PROBLEM DETAILS
Reproduce every record below exactly as written, leaving out any pictures.

:: RECORDED INFORMATION

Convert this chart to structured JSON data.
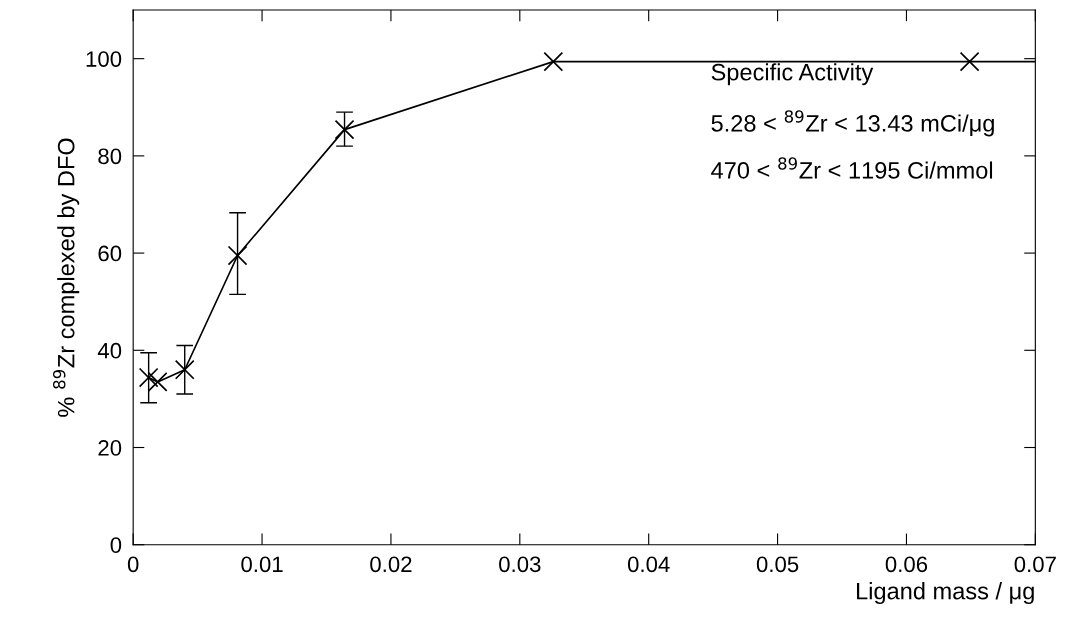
{
  "chart_data": {
    "type": "line",
    "xlabel": "Ligand mass / μg",
    "ylabel": "% $^{89}$Zr complexed by DFO",
    "series": [
      {
        "color": "#000000",
        "marker": "cross",
        "x": [
          0.0012,
          0.0019,
          0.004,
          0.0081,
          0.0164,
          0.0326,
          0.0649
        ],
        "values": [
          34.4,
          33.5,
          36,
          59.5,
          85.4,
          99.4,
          99.4
        ],
        "errors": [
          [
            29.2,
            39.5
          ],
          null,
          [
            31,
            41
          ],
          [
            51.5,
            68.3
          ],
          [
            82,
            89
          ],
          null,
          null
        ]
      },
      {
        "color": "#000000",
        "marker": "none",
        "x": [
          0.0649,
          0.07
        ],
        "values": [
          99.4,
          99.4
        ]
      }
    ],
    "xlim": [
      0,
      0.07
    ],
    "xticks": [
      0,
      0.01,
      0.02,
      0.03,
      0.04,
      0.05,
      0.06,
      0.07
    ],
    "ylim": [
      0,
      110
    ],
    "yticks": [
      0,
      20,
      40,
      60,
      80,
      100
    ],
    "grid": false,
    "legend": false,
    "annotations": [
      "Specific Activity",
      "5.28 < $^{89}$Zr < 13.43 mCi/μg",
      "470 < $^{89}$Zr < 1195 Ci/mmol"
    ]
  }
}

::::

SOLUTION TO THIS PROBLEM
Convert this chart to structured JSON data.
{
  "chart_data": {
    "type": "line",
    "xlabel": "Ligand mass / μg",
    "ylabel": "% $^{89}$Zr complexed by DFO",
    "series": [
      {
        "color": "#000000",
        "marker": "cross",
        "x": [
          0.0012,
          0.0019,
          0.004,
          0.0081,
          0.0164,
          0.0326,
          0.0649
        ],
        "values": [
          34.4,
          33.5,
          36,
          59.5,
          85.4,
          99.4,
          99.4
        ],
        "errors": [
          [
            29.2,
            39.5
          ],
          null,
          [
            31,
            41
          ],
          [
            51.5,
            68.3
          ],
          [
            82,
            89
          ],
          null,
          null
        ]
      },
      {
        "color": "#000000",
        "marker": "none",
        "x": [
          0.0649,
          0.07
        ],
        "values": [
          99.4,
          99.4
        ]
      }
    ],
    "xlim": [
      0,
      0.07
    ],
    "xticks": [
      0,
      0.01,
      0.02,
      0.03,
      0.04,
      0.05,
      0.06,
      0.07
    ],
    "ylim": [
      0,
      110
    ],
    "yticks": [
      0,
      20,
      40,
      60,
      80,
      100
    ],
    "grid": false,
    "legend": false,
    "annotations": [
      "Specific Activity",
      "5.28 < $^{89}$Zr < 13.43 mCi/μg",
      "470 < $^{89}$Zr < 1195 Ci/mmol"
    ]
  }
}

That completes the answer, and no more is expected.